# GIVEN TASK
Omit every image, and transcribe the remaining entries exactly as given.

# RECORDS PROVIDED
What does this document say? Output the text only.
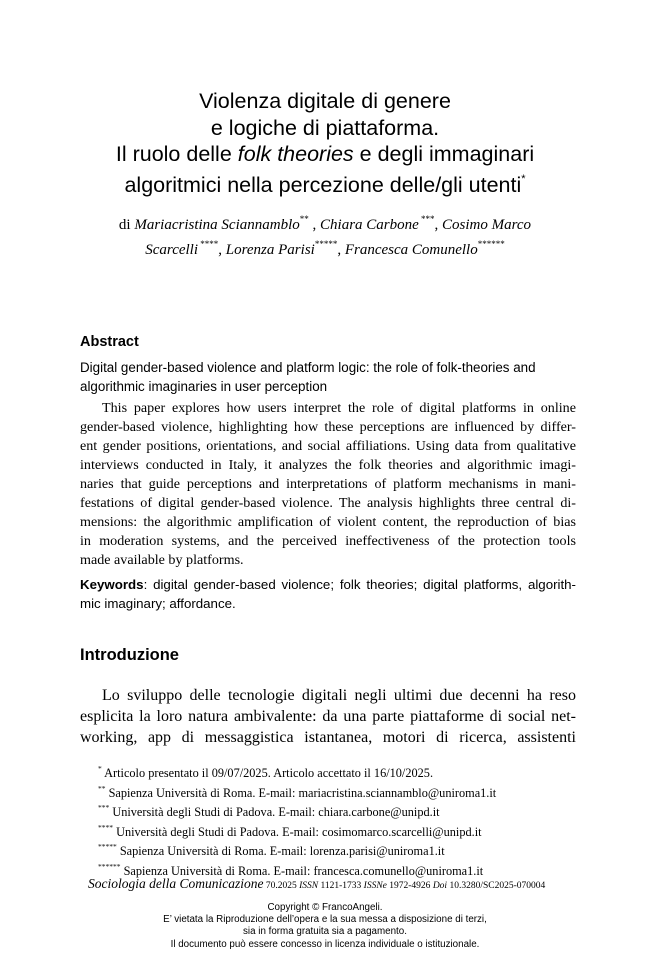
Violenza digitale di genere
e logiche di piattaforma.
Il ruolo delle folk theories e degli immaginari
algoritmici nella percezione delle/gli utenti*
di Mariacristina Sciannamblo** , Chiara Carbone ***, Cosimo Marco
Scarcelli ****, Lorenza Parisi*****, Francesca Comunello******
Abstract
Digital gender-based violence and platform logic: the role of folk-theories and
algorithmic imaginaries in user perception
This paper explores how users interpret the role of digital platforms in online
gender-based violence, highlighting how these perceptions are influenced by differ-
ent gender positions, orientations, and social affiliations. Using data from qualitative
interviews conducted in Italy, it analyzes the folk theories and algorithmic imagi-
naries that guide perceptions and interpretations of platform mechanisms in mani-
festations of digital gender-based violence. The analysis highlights three central di-
mensions: the algorithmic amplification of violent content, the reproduction of bias
in moderation systems, and the perceived ineffectiveness of the protection tools
made available by platforms.
Keywords: digital gender-based violence; folk theories; digital platforms, algorith-
mic imaginary; affordance.
Introduzione
Lo sviluppo delle tecnologie digitali negli ultimi due decenni ha reso
esplicita la loro natura ambivalente: da una parte piattaforme di social net-
working, app di messaggistica istantanea, motori di ricerca, assistenti
* Articolo presentato il 09/07/2025. Articolo accettato il 16/10/2025.
** Sapienza Università di Roma. E-mail: mariacristina.sciannamblo@uniroma1.it
*** Università degli Studi di Padova. E-mail: chiara.carbone@unipd.it
**** Università degli Studi di Padova. E-mail: cosimomarco.scarcelli@unipd.it
***** Sapienza Università di Roma. E-mail: lorenza.parisi@uniroma1.it
****** Sapienza Università di Roma. E-mail: francesca.comunello@uniroma1.it
Sociologia della Comunicazione 70.2025 ISSN 1121-1733 ISSNe 1972-4926 Doi 10.3280/SC2025-070004
Copyright © FrancoAngeli.
E’ vietata la Riproduzione dell’opera e la sua messa a disposizione di terzi,
sia in forma gratuita sia a pagamento.
Il documento può essere concesso in licenza individuale o istituzionale.
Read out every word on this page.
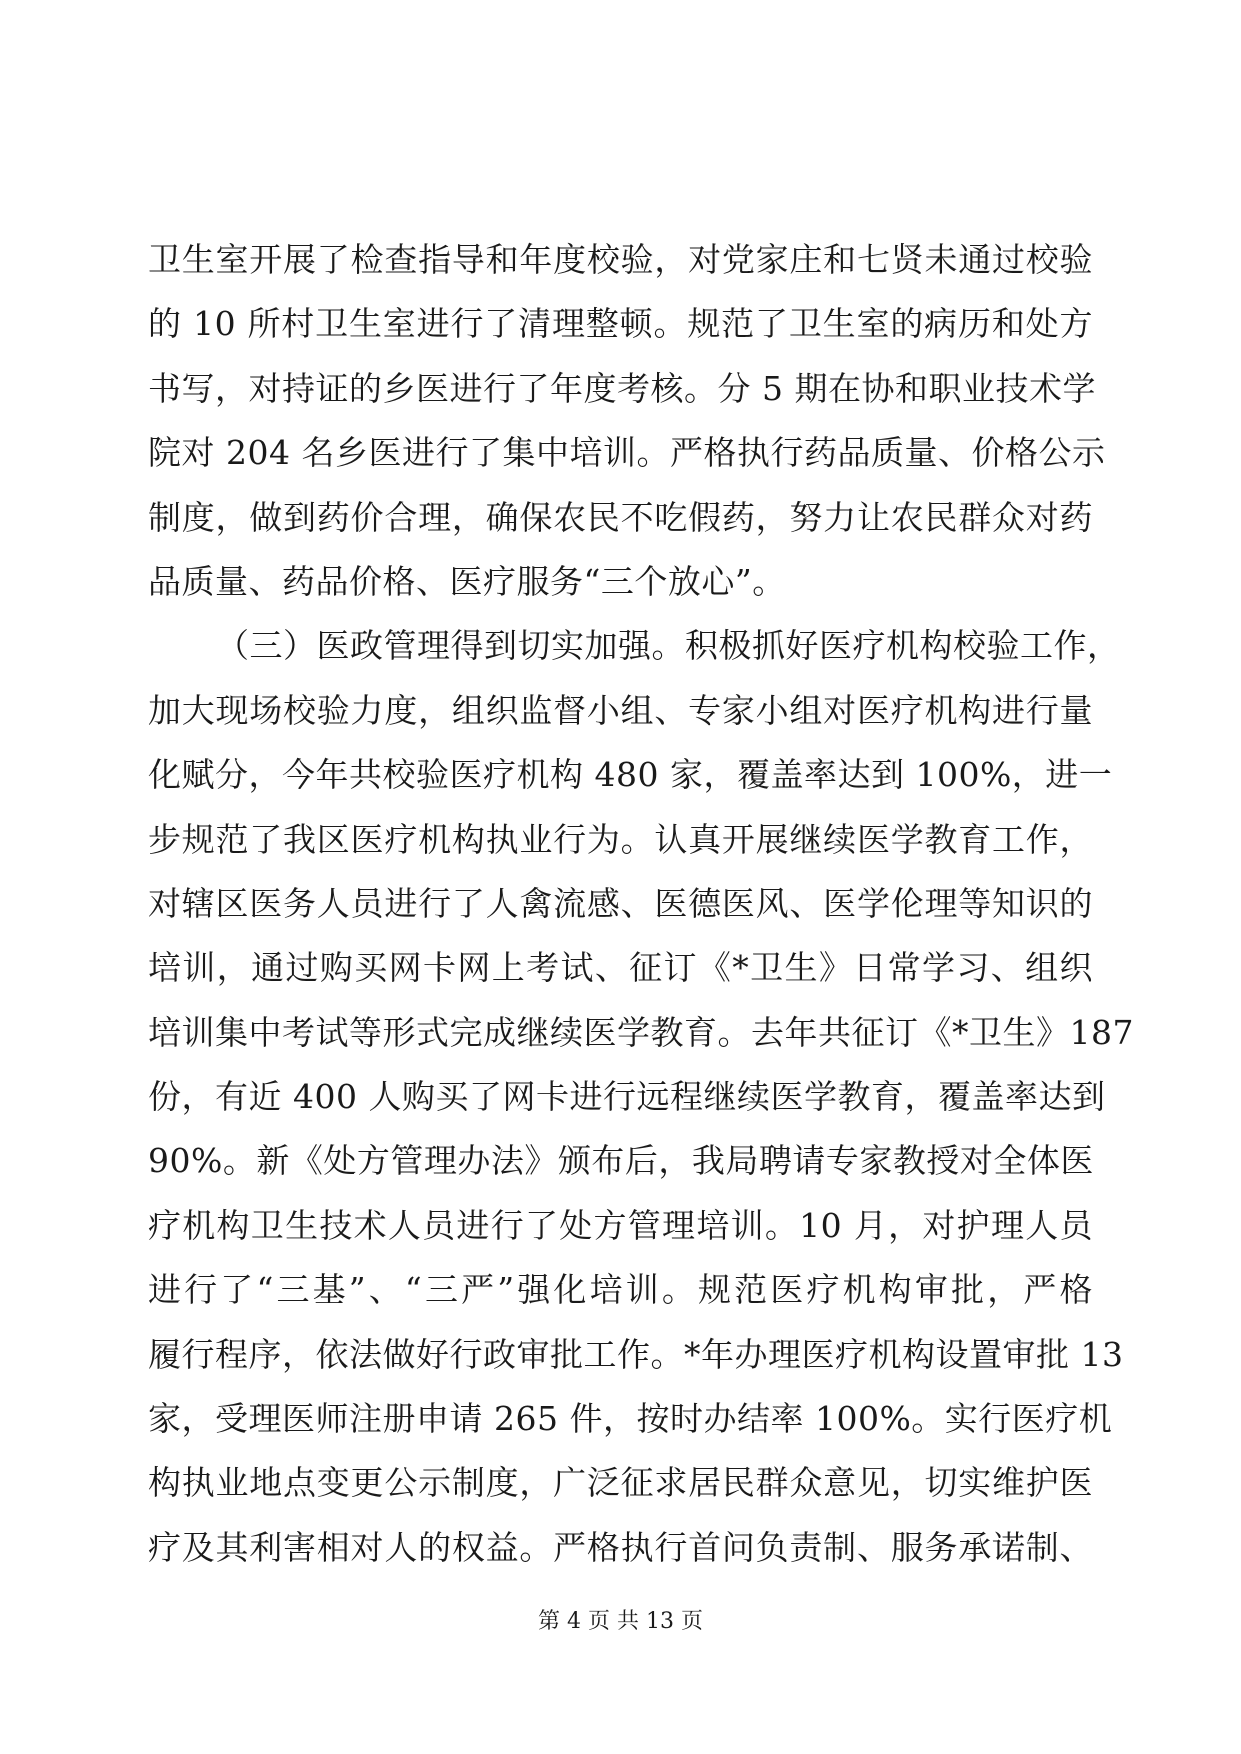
卫生室开展了检查指导和年度校验，对党家庄和七贤未通过校验
的 10 所村卫生室进行了清理整顿。规范了卫生室的病历和处方
书写，对持证的乡医进行了年度考核。分 5 期在协和职业技术学
院对 204 名乡医进行了集中培训。严格执行药品质量、价格公示
制度，做到药价合理，确保农民不吃假药，努力让农民群众对药
品质量、药品价格、医疗服务“三个放心”。
（三）医政管理得到切实加强。积极抓好医疗机构校验工作，
加大现场校验力度，组织监督小组、专家小组对医疗机构进行量
化赋分，今年共校验医疗机构 480 家，覆盖率达到 100%，进一
步规范了我区医疗机构执业行为。认真开展继续医学教育工作，
对辖区医务人员进行了人禽流感、医德医风、医学伦理等知识的
培训，通过购买网卡网上考试、征订《*卫生》日常学习、组织
培训集中考试等形式完成继续医学教育。去年共征订《*卫生》187
份，有近 400 人购买了网卡进行远程继续医学教育，覆盖率达到
90%。新《处方管理办法》颁布后，我局聘请专家教授对全体医
疗机构卫生技术人员进行了处方管理培训。10 月，对护理人员
进行了“三基”、“三严”强化培训。规范医疗机构审批，严格
履行程序，依法做好行政审批工作。*年办理医疗机构设置审批 13
家，受理医师注册申请 265 件，按时办结率 100%。实行医疗机
构执业地点变更公示制度，广泛征求居民群众意见，切实维护医
疗及其利害相对人的权益。严格执行首问负责制、服务承诺制、
第 4 页 共 13 页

# PROBLEM SOLUTION
What does this document say? Output the text only.
Violenza digitale di genere
e logiche di piattaforma.
Il ruolo delle folk theories e degli immaginari
algoritmici nella percezione delle/gli utenti*
di Mariacristina Sciannamblo** , Chiara Carbone ***, Cosimo Marco
Scarcelli ****, Lorenza Parisi*****, Francesca Comunello******
Abstract
Digital gender-based violence and platform logic: the role of folk-theories and
algorithmic imaginaries in user perception
This paper explores how users interpret the role of digital platforms in online
gender-based violence, highlighting how these perceptions are influenced by differ-
ent gender positions, orientations, and social affiliations. Using data from qualitative
interviews conducted in Italy, it analyzes the folk theories and algorithmic imagi-
naries that guide perceptions and interpretations of platform mechanisms in mani-
festations of digital gender-based violence. The analysis highlights three central di-
mensions: the algorithmic amplification of violent content, the reproduction of bias
in moderation systems, and the perceived ineffectiveness of the protection tools
made available by platforms.
Keywords: digital gender-based violence; folk theories; digital platforms, algorith-
mic imaginary; affordance.
Introduzione
Lo sviluppo delle tecnologie digitali negli ultimi due decenni ha reso
esplicita la loro natura ambivalente: da una parte piattaforme di social net-
working, app di messaggistica istantanea, motori di ricerca, assistenti
* Articolo presentato il 09/07/2025. Articolo accettato il 16/10/2025.
** Sapienza Università di Roma. E-mail: mariacristina.sciannamblo@uniroma1.it
*** Università degli Studi di Padova. E-mail: chiara.carbone@unipd.it
**** Università degli Studi di Padova. E-mail: cosimomarco.scarcelli@unipd.it
***** Sapienza Università di Roma. E-mail: lorenza.parisi@uniroma1.it
****** Sapienza Università di Roma. E-mail: francesca.comunello@uniroma1.it
Sociologia della Comunicazione 70.2025 ISSN 1121-1733 ISSNe 1972-4926 Doi 10.3280/SC2025-070004
Copyright © FrancoAngeli.
E’ vietata la Riproduzione dell’opera e la sua messa a disposizione di terzi,
sia in forma gratuita sia a pagamento.
Il documento può essere concesso in licenza individuale o istituzionale.
Read out every word on this page.
卫生室开展了检查指导和年度校验，对党家庄和七贤未通过校验
的 10 所村卫生室进行了清理整顿。规范了卫生室的病历和处方
书写，对持证的乡医进行了年度考核。分 5 期在协和职业技术学
院对 204 名乡医进行了集中培训。严格执行药品质量、价格公示
制度，做到药价合理，确保农民不吃假药，努力让农民群众对药
品质量、药品价格、医疗服务“三个放心”。
（三）医政管理得到切实加强。积极抓好医疗机构校验工作，
加大现场校验力度，组织监督小组、专家小组对医疗机构进行量
化赋分，今年共校验医疗机构 480 家，覆盖率达到 100%，进一
步规范了我区医疗机构执业行为。认真开展继续医学教育工作，
对辖区医务人员进行了人禽流感、医德医风、医学伦理等知识的
培训，通过购买网卡网上考试、征订《*卫生》日常学习、组织
培训集中考试等形式完成继续医学教育。去年共征订《*卫生》187
份，有近 400 人购买了网卡进行远程继续医学教育，覆盖率达到
90%。新《处方管理办法》颁布后，我局聘请专家教授对全体医
疗机构卫生技术人员进行了处方管理培训。10 月，对护理人员
进行了“三基”、“三严”强化培训。规范医疗机构审批，严格
履行程序，依法做好行政审批工作。*年办理医疗机构设置审批 13
家，受理医师注册申请 265 件，按时办结率 100%。实行医疗机
构执业地点变更公示制度，广泛征求居民群众意见，切实维护医
疗及其利害相对人的权益。严格执行首问负责制、服务承诺制、
第 4 页 共 13 页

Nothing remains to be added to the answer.